Pull every "north" line out of the data below.
+===+
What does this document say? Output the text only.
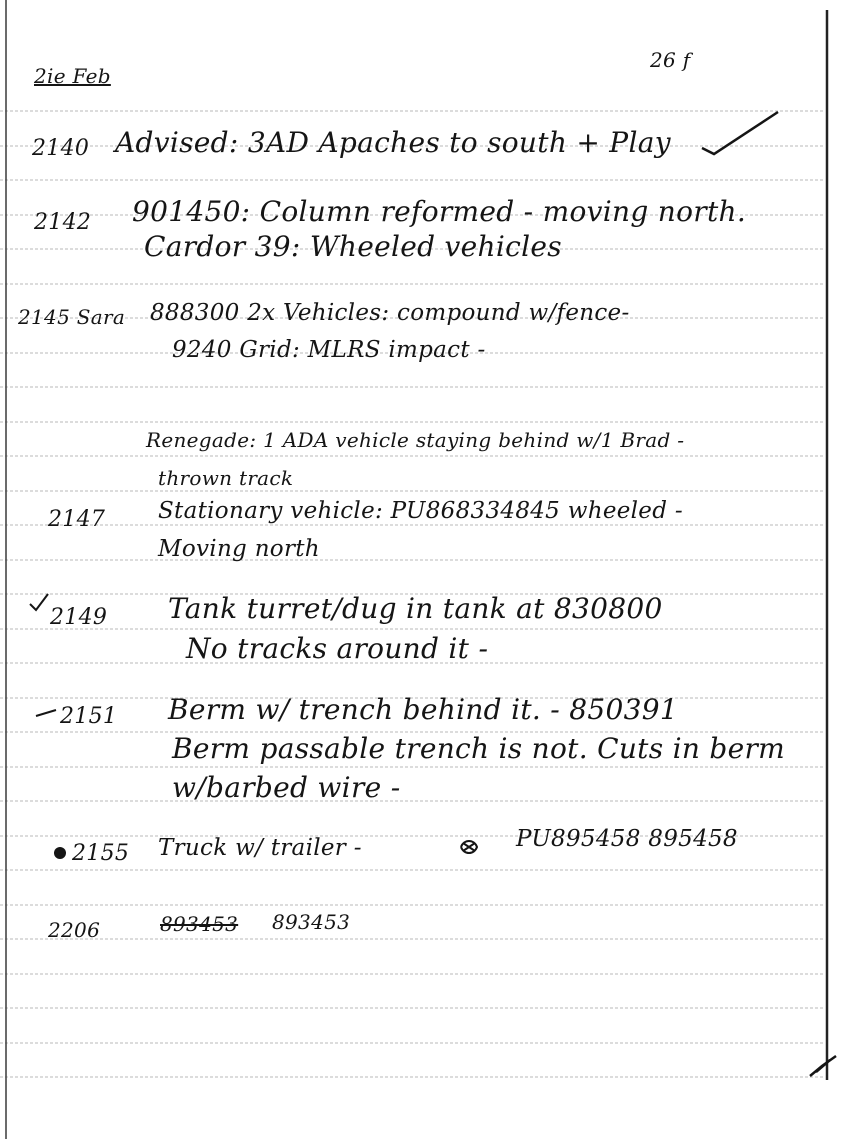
2ie Feb
26 f
2140 Advised: 3AD Apaches to south + Play
2142 901450: Column reformed - moving north.
Cardor 39: Wheeled vehicles
2145 Sara 888300 2x Vehicles: compound w/fence-
9240 Grid: MLRS impact -
Renegade: 1 ADA vehicle staying behind w/1 Brad -
thrown track
2147 Stationary vehicle: PU868334845 wheeled -
Moving north
2149 Tank turret/dug in tank at 830800
No tracks around it -
2151 Berm w/ trench behind it. - 850391
Berm passable trench is not. Cuts in berm
w/barbed wire -
2155 Truck w/ trailer -	PU895458 895458
2206	893453 893453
+===+
» Expected output:
2142 901450: Column reformed - moving north.
Moving north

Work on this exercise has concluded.